**** RECORDS SUPPLIED ****

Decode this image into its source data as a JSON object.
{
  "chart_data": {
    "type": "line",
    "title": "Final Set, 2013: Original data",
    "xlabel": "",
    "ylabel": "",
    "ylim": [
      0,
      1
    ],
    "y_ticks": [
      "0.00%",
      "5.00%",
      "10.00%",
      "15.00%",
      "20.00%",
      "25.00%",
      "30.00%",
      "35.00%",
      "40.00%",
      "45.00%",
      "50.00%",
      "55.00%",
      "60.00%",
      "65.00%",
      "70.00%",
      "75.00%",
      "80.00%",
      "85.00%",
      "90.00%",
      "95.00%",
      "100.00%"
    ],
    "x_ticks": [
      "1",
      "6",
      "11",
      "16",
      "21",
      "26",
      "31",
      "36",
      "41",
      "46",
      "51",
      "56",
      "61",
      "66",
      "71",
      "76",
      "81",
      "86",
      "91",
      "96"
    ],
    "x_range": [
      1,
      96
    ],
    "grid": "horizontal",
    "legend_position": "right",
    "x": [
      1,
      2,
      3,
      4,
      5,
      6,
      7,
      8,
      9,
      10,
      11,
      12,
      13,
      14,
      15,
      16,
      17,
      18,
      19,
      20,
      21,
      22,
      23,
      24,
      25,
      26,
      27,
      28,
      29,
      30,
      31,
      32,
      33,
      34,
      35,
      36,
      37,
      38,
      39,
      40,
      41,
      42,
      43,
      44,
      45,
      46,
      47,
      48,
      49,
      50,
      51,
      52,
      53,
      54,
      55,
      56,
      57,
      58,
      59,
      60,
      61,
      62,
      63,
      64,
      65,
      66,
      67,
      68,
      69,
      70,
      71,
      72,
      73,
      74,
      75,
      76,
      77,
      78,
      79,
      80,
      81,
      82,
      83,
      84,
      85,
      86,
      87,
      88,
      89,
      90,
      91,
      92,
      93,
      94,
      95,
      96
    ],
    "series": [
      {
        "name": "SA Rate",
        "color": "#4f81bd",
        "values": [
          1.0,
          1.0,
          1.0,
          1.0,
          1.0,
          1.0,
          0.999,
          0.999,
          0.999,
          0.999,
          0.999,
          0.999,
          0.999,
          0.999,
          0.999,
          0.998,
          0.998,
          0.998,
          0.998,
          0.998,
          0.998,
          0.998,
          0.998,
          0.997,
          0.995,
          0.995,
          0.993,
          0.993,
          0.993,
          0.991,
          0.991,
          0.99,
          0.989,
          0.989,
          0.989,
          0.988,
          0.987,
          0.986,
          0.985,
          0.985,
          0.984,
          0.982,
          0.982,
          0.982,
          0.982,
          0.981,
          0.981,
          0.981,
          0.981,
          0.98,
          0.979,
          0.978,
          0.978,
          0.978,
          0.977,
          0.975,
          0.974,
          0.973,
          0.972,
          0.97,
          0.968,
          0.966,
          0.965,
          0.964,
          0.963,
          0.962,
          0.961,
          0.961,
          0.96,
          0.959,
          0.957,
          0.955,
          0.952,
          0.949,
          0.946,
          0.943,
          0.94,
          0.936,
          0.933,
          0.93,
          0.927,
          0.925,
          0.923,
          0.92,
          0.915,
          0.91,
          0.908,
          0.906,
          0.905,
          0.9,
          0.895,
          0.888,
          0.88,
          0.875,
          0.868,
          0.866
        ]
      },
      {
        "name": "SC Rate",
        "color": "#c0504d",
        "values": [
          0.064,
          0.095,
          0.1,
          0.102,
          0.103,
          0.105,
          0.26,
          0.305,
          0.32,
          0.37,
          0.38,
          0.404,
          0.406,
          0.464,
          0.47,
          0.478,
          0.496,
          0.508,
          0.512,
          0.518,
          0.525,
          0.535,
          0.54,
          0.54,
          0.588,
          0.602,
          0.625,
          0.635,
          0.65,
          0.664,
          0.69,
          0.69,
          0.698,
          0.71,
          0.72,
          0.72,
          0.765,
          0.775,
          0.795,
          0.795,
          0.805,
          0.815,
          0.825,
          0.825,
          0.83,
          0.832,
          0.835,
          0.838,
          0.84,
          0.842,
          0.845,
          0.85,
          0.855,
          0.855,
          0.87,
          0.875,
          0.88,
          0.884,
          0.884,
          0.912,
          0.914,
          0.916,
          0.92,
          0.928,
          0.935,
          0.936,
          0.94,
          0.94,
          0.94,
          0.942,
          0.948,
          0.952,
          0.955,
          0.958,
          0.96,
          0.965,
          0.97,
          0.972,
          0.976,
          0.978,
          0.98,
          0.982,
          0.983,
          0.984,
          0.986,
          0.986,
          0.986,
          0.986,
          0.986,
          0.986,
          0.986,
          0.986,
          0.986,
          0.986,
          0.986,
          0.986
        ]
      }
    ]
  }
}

****

WHAT TO WORK ON: Write out all the lines again, exactly as they are.

THE SOLUTION:
Decode this image into its source data as a JSON object.
{
  "chart_data": {
    "type": "line",
    "title": "Final Set, 2013: Original data",
    "xlabel": "",
    "ylabel": "",
    "ylim": [
      0,
      1
    ],
    "y_ticks": [
      "0.00%",
      "5.00%",
      "10.00%",
      "15.00%",
      "20.00%",
      "25.00%",
      "30.00%",
      "35.00%",
      "40.00%",
      "45.00%",
      "50.00%",
      "55.00%",
      "60.00%",
      "65.00%",
      "70.00%",
      "75.00%",
      "80.00%",
      "85.00%",
      "90.00%",
      "95.00%",
      "100.00%"
    ],
    "x_ticks": [
      "1",
      "6",
      "11",
      "16",
      "21",
      "26",
      "31",
      "36",
      "41",
      "46",
      "51",
      "56",
      "61",
      "66",
      "71",
      "76",
      "81",
      "86",
      "91",
      "96"
    ],
    "x_range": [
      1,
      96
    ],
    "grid": "horizontal",
    "legend_position": "right",
    "x": [
      1,
      2,
      3,
      4,
      5,
      6,
      7,
      8,
      9,
      10,
      11,
      12,
      13,
      14,
      15,
      16,
      17,
      18,
      19,
      20,
      21,
      22,
      23,
      24,
      25,
      26,
      27,
      28,
      29,
      30,
      31,
      32,
      33,
      34,
      35,
      36,
      37,
      38,
      39,
      40,
      41,
      42,
      43,
      44,
      45,
      46,
      47,
      48,
      49,
      50,
      51,
      52,
      53,
      54,
      55,
      56,
      57,
      58,
      59,
      60,
      61,
      62,
      63,
      64,
      65,
      66,
      67,
      68,
      69,
      70,
      71,
      72,
      73,
      74,
      75,
      76,
      77,
      78,
      79,
      80,
      81,
      82,
      83,
      84,
      85,
      86,
      87,
      88,
      89,
      90,
      91,
      92,
      93,
      94,
      95,
      96
    ],
    "series": [
      {
        "name": "SA Rate",
        "color": "#4f81bd",
        "values": [
          1.0,
          1.0,
          1.0,
          1.0,
          1.0,
          1.0,
          0.999,
          0.999,
          0.999,
          0.999,
          0.999,
          0.999,
          0.999,
          0.999,
          0.999,
          0.998,
          0.998,
          0.998,
          0.998,
          0.998,
          0.998,
          0.998,
          0.998,
          0.997,
          0.995,
          0.995,
          0.993,
          0.993,
          0.993,
          0.991,
          0.991,
          0.99,
          0.989,
          0.989,
          0.989,
          0.988,
          0.987,
          0.986,
          0.985,
          0.985,
          0.984,
          0.982,
          0.982,
          0.982,
          0.982,
          0.981,
          0.981,
          0.981,
          0.981,
          0.98,
          0.979,
          0.978,
          0.978,
          0.978,
          0.977,
          0.975,
          0.974,
          0.973,
          0.972,
          0.97,
          0.968,
          0.966,
          0.965,
          0.964,
          0.963,
          0.962,
          0.961,
          0.961,
          0.96,
          0.959,
          0.957,
          0.955,
          0.952,
          0.949,
          0.946,
          0.943,
          0.94,
          0.936,
          0.933,
          0.93,
          0.927,
          0.925,
          0.923,
          0.92,
          0.915,
          0.91,
          0.908,
          0.906,
          0.905,
          0.9,
          0.895,
          0.888,
          0.88,
          0.875,
          0.868,
          0.866
        ]
      },
      {
        "name": "SC Rate",
        "color": "#c0504d",
        "values": [
          0.064,
          0.095,
          0.1,
          0.102,
          0.103,
          0.105,
          0.26,
          0.305,
          0.32,
          0.37,
          0.38,
          0.404,
          0.406,
          0.464,
          0.47,
          0.478,
          0.496,
          0.508,
          0.512,
          0.518,
          0.525,
          0.535,
          0.54,
          0.54,
          0.588,
          0.602,
          0.625,
          0.635,
          0.65,
          0.664,
          0.69,
          0.69,
          0.698,
          0.71,
          0.72,
          0.72,
          0.765,
          0.775,
          0.795,
          0.795,
          0.805,
          0.815,
          0.825,
          0.825,
          0.83,
          0.832,
          0.835,
          0.838,
          0.84,
          0.842,
          0.845,
          0.85,
          0.855,
          0.855,
          0.87,
          0.875,
          0.88,
          0.884,
          0.884,
          0.912,
          0.914,
          0.916,
          0.92,
          0.928,
          0.935,
          0.936,
          0.94,
          0.94,
          0.94,
          0.942,
          0.948,
          0.952,
          0.955,
          0.958,
          0.96,
          0.965,
          0.97,
          0.972,
          0.976,
          0.978,
          0.98,
          0.982,
          0.983,
          0.984,
          0.986,
          0.986,
          0.986,
          0.986,
          0.986,
          0.986,
          0.986,
          0.986,
          0.986,
          0.986,
          0.986,
          0.986
        ]
      }
    ]
  }
}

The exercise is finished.